EXERCISE INSTRUCTIONS: Within the material below, find each line bearing the word "image" and present it.

Stored entries:
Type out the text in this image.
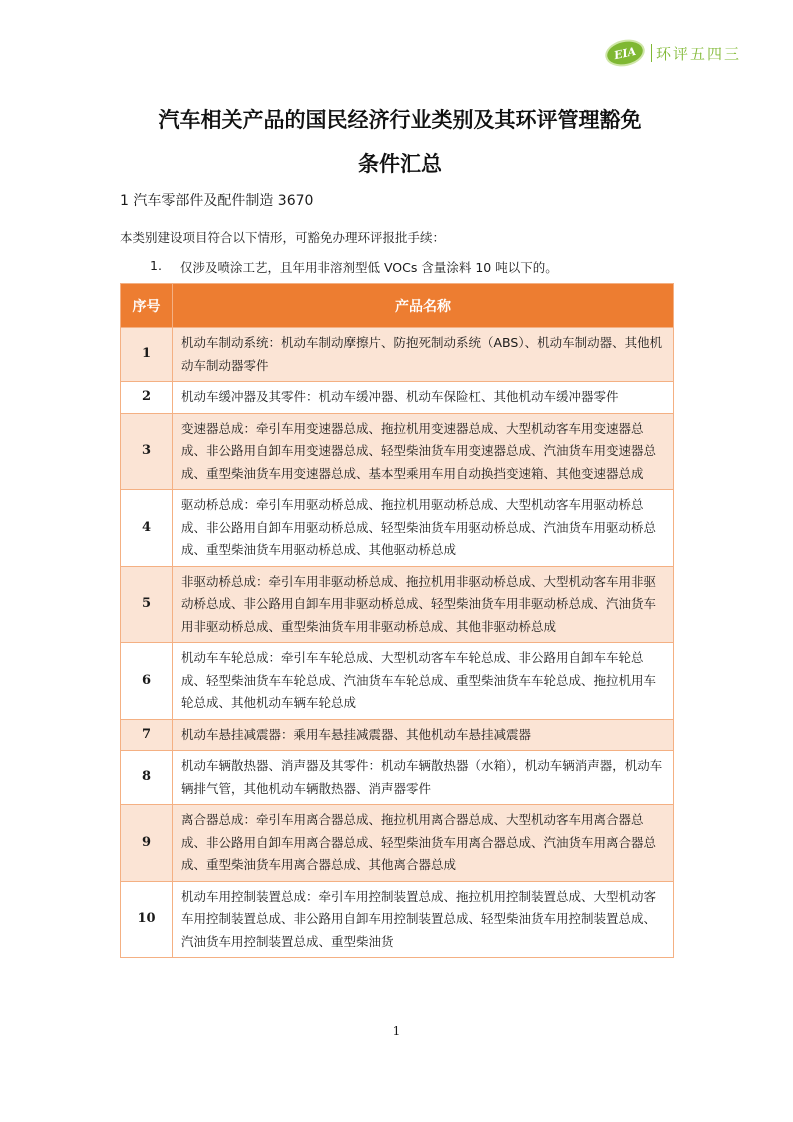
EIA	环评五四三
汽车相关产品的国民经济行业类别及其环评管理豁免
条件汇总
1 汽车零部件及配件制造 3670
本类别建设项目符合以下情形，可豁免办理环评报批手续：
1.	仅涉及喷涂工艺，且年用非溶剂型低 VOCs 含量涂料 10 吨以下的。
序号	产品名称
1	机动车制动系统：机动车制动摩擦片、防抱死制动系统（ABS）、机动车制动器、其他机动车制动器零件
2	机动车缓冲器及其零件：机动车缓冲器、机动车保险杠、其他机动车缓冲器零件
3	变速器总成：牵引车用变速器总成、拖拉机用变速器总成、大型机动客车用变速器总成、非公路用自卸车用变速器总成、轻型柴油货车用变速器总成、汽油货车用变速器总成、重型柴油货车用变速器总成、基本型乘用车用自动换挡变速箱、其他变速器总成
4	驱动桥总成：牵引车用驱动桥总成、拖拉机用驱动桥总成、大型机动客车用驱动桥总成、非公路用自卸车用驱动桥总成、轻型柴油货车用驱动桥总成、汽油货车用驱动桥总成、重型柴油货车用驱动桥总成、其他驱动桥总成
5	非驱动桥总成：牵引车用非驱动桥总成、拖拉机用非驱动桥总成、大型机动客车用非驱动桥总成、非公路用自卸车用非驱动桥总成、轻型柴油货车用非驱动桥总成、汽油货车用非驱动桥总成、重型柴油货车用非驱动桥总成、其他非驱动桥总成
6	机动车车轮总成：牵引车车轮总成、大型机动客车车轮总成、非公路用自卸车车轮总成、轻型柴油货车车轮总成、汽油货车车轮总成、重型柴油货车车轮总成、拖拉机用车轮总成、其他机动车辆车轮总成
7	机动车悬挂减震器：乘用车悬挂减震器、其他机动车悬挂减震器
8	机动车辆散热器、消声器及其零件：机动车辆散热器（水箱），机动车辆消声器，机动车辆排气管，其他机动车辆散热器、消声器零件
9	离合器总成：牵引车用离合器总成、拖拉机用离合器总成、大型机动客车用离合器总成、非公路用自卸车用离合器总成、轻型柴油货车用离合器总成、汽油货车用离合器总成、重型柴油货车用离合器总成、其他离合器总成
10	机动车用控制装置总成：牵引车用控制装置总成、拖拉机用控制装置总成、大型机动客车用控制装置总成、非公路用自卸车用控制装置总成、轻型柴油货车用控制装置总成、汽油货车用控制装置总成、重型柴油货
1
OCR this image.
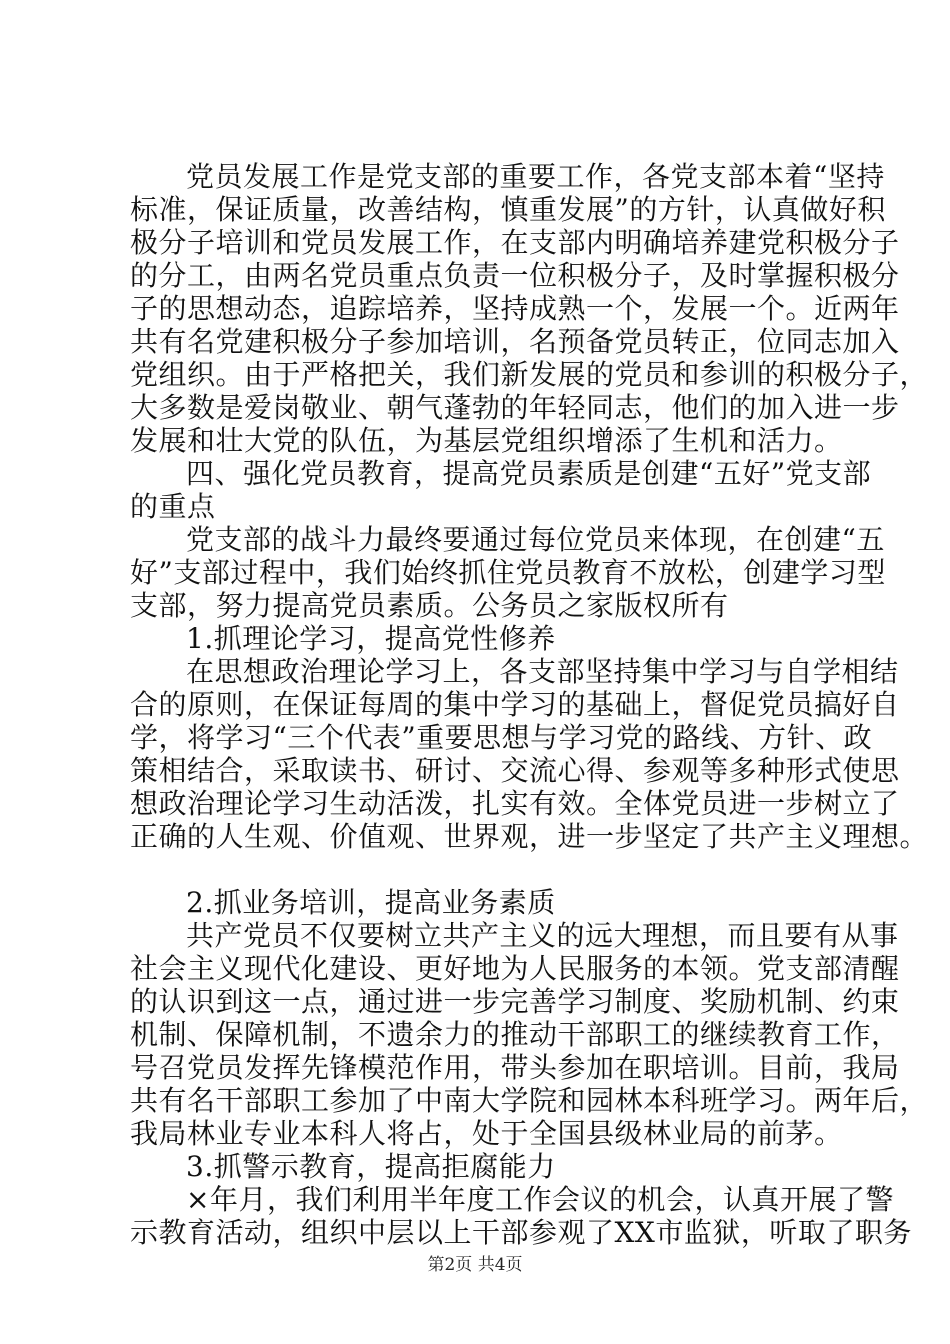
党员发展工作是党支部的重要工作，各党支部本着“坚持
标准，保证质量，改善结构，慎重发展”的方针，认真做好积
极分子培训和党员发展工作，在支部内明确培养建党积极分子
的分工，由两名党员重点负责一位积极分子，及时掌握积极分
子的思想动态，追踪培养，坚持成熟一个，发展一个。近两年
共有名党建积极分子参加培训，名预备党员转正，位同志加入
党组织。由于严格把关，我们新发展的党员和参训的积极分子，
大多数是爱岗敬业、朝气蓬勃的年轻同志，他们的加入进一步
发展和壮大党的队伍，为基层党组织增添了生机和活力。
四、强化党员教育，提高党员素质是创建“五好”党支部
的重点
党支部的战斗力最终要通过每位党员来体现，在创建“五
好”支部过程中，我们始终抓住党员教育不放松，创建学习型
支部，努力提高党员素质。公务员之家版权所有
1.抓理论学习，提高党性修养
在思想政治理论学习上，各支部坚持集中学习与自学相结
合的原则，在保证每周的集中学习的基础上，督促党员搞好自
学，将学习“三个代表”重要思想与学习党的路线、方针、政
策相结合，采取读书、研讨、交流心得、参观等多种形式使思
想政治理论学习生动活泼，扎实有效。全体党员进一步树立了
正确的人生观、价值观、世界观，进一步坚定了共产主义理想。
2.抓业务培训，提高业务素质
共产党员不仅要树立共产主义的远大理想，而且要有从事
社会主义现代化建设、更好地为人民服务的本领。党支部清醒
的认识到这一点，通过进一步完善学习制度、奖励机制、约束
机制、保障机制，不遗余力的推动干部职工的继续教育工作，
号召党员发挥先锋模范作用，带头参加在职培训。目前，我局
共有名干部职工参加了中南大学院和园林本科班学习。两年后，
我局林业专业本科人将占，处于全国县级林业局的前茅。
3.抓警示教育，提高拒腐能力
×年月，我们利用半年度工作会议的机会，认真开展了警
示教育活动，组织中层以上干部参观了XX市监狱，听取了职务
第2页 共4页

THE ANSWER:
Type out the text in this image.
OCR this image.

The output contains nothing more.